Lines containing the word "name" need to be counted. Please reply with how many there are, and nothing else.

Chart and figure data
>> Begin
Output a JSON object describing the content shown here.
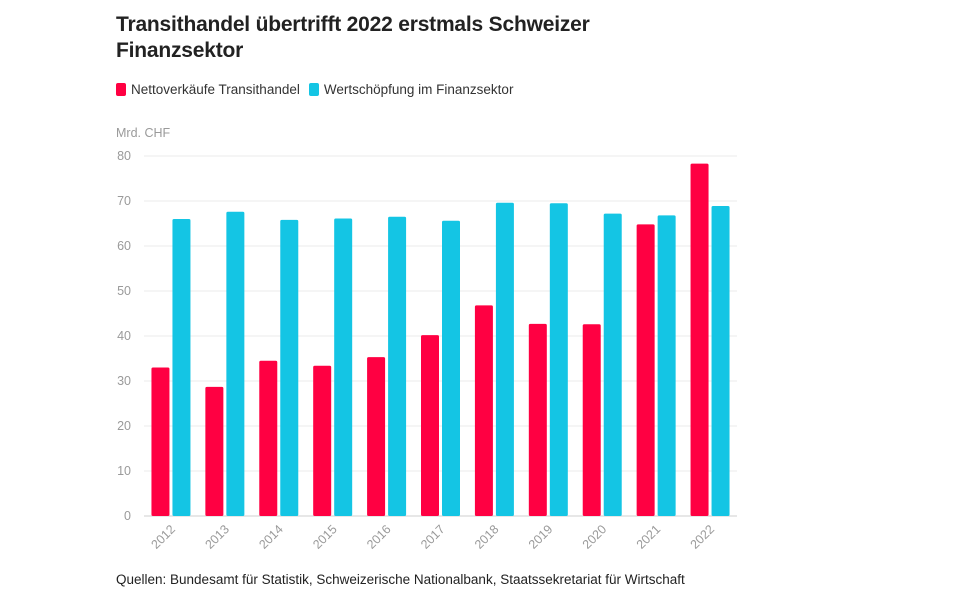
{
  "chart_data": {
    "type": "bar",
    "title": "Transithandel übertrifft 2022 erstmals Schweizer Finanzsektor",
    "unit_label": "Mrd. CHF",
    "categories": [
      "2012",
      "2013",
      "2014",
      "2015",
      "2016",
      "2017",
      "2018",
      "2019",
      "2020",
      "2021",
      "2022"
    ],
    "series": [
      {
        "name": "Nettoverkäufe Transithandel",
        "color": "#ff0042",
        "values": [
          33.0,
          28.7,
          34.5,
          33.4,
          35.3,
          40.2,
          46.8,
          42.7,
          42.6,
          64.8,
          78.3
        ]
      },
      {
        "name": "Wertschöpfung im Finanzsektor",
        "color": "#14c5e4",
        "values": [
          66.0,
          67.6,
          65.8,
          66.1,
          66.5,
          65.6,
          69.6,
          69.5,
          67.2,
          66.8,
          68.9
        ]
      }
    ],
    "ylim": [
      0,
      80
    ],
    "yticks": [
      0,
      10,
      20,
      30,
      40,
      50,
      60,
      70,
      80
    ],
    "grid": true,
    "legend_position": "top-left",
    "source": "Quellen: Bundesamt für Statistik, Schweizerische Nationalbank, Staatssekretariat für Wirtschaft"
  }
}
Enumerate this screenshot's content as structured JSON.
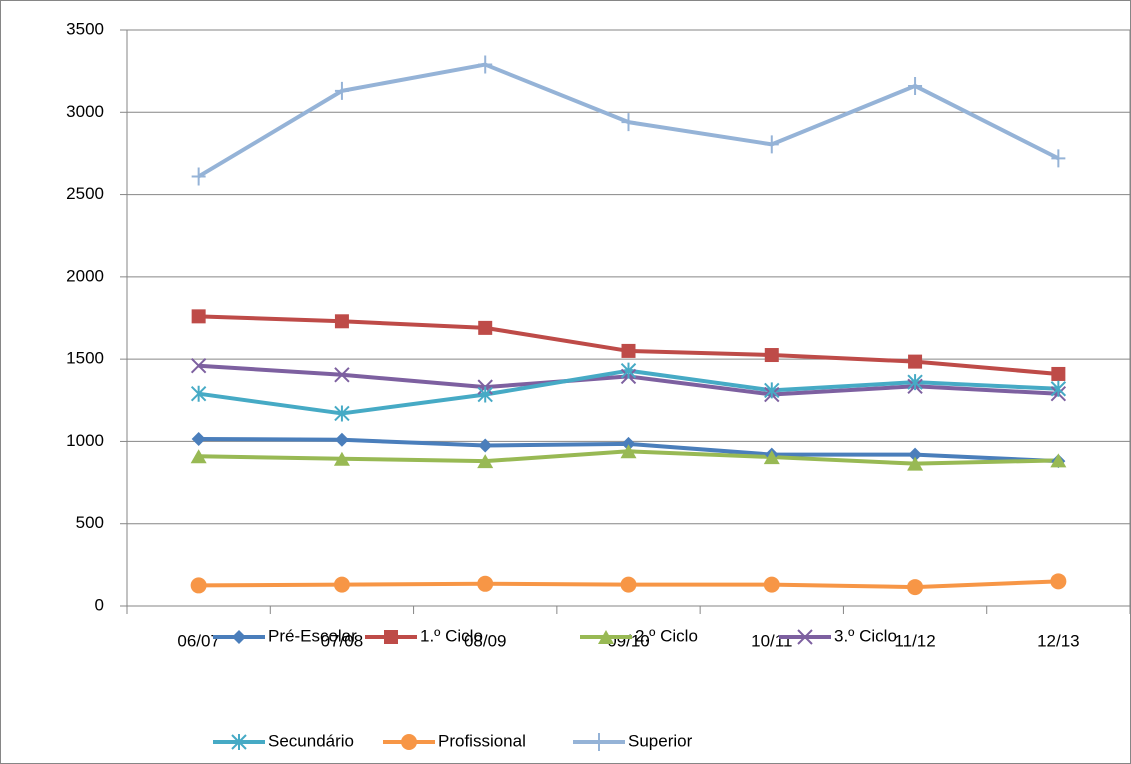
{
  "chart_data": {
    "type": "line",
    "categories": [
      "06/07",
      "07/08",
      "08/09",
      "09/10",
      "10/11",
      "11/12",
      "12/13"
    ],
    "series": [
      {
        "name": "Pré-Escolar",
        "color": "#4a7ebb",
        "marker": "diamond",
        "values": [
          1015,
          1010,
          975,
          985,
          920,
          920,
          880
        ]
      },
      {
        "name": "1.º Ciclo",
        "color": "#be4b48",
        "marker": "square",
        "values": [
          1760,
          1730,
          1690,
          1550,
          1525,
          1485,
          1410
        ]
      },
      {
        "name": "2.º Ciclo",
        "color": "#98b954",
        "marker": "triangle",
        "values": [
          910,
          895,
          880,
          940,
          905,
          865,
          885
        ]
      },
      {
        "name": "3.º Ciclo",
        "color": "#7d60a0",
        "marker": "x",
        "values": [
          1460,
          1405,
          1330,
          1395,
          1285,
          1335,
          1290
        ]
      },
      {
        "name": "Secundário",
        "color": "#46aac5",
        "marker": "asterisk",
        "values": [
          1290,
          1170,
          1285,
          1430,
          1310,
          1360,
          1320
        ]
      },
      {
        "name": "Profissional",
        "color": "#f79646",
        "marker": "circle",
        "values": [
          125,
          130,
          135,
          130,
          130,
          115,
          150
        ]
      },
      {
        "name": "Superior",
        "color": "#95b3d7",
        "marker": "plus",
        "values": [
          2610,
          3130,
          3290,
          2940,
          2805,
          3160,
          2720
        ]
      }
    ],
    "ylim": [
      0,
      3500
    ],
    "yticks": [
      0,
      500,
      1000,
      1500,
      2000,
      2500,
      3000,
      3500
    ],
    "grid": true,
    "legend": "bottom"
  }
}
>> End
Solved exercise | 9